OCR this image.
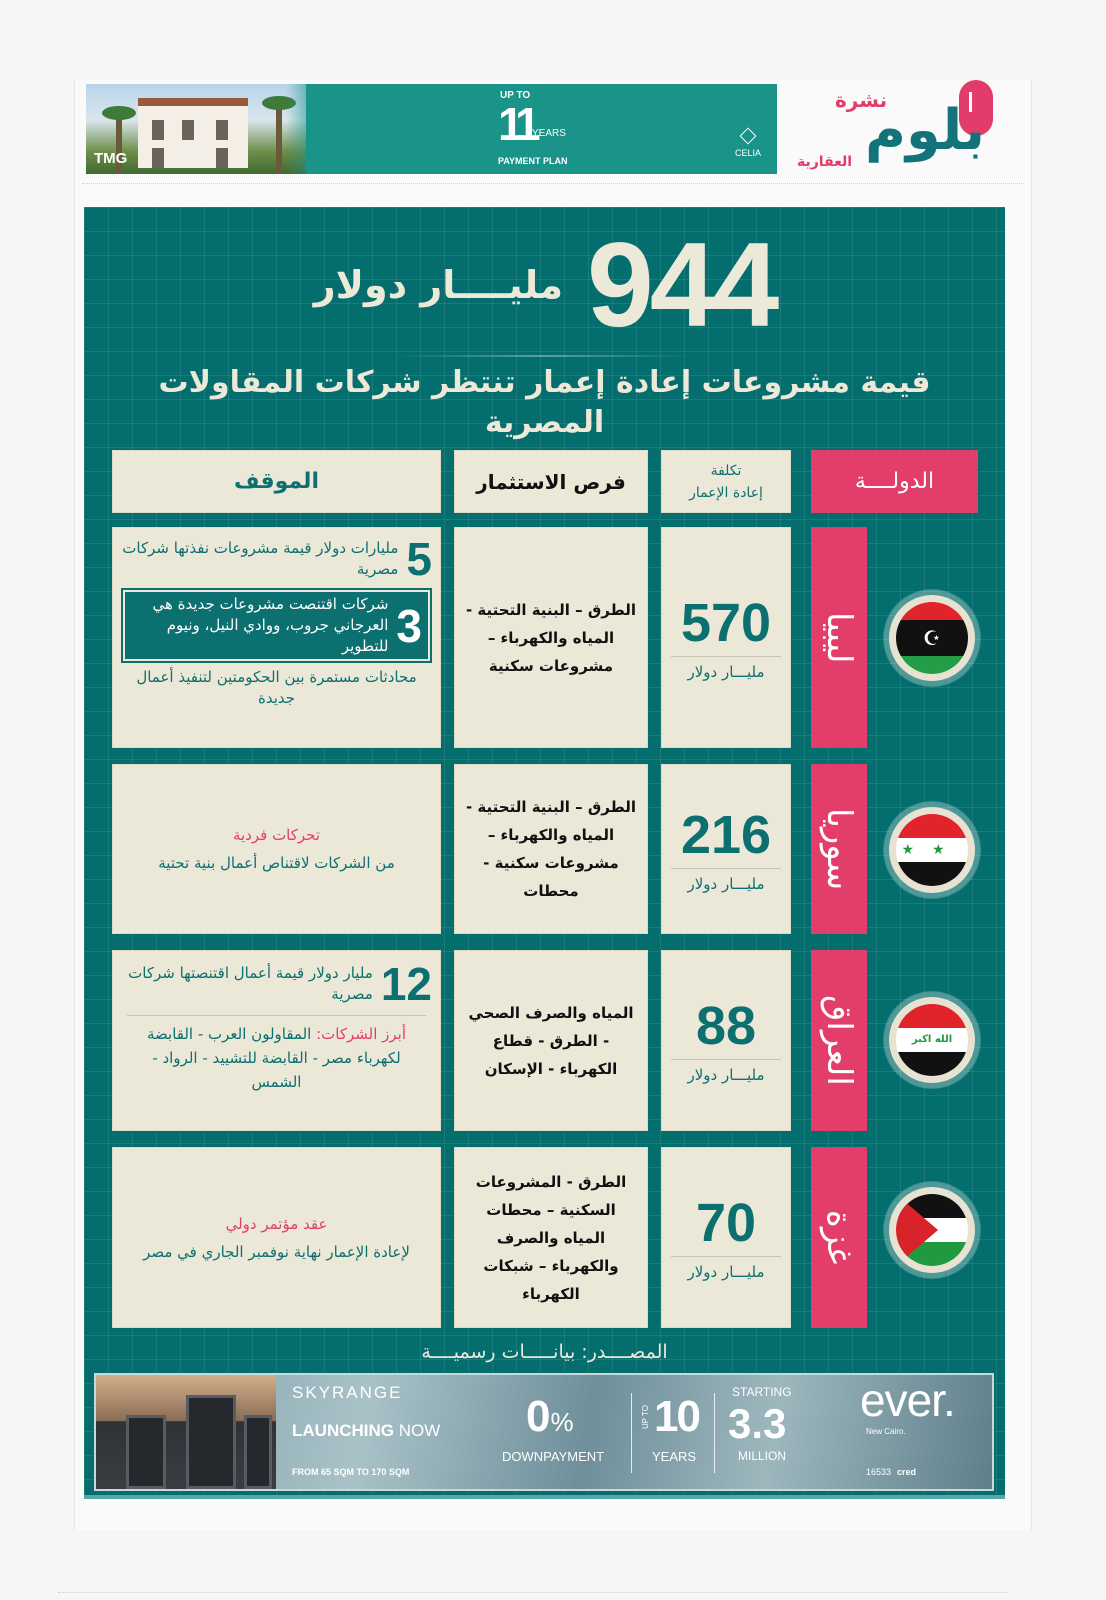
TMG
UP TO
11
YEARS
PAYMENT PLAN
CELIA بلوم
نشرة
العقارية
مليــــار دولار 944
قيمة مشروعات إعادة إعمار تنتظر شركات المقاولات المصرية
الدولــــة
تكلفة
إعادة الإعمار
فرص الاستثمار
الموقف
☪
ليبيا
570
مليـــار دولار
الطرق – البنية التحتية - المياه والكهرباء – مشروعات سكنية
5
مليارات دولار قيمة مشروعات نفذتها شركات مصرية
3
شركات اقتنصت مشروعات جديدة هي العرجاني جروب، ووادي النيل، ونيوم للتطوير
محادثات مستمرة بين الحكومتين لتنفيذ أعمال جديدة
★★
سوريا
216
مليـــار دولار
الطرق – البنية التحتية - المياه والكهرباء – مشروعات سكنية - محطات
تحركات فردية
من الشركات لاقتناص أعمال بنية تحتية
الله اكبر
العراق
88
مليـــار دولار
المياه والصرف الصحي - الطرق - قطاع الكهرباء - الإسكان
12
مليار دولار قيمة أعمال اقتنصتها شركات مصرية
أبرز الشركات: المقاولون العرب - القابضة لكهرباء مصر - القابضة للتشييد - الرواد - الشمس
غزة
70
مليـــار دولار
الطرق - المشروعات السكنية – محطات المياه والصرف والكهرباء – شبكات الكهرباء
عقد مؤتمر دولي
لإعادة الإعمار نهاية نوفمبر الجاري في مصر
المصــــدر: بيانـــــات رسميــــة
SKYRANGE
LAUNCHING NOW
FROM 65 SQM TO 170 SQM
0%
DOWNPAYMENT
UP TO 10
YEARS
STARTING
3.3
MILLION
ever.
New Cairo.
16533 cred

**WHAT YOU WILL DO:**
Report all lines of the material that contain the word "جديدة".

**OUTPUT BELOW:**
شركات اقتنصت مشروعات جديدة هي العرجاني جروب، ووادي النيل، ونيوم للتطوير
محادثات مستمرة بين الحكومتين لتنفيذ أعمال جديدة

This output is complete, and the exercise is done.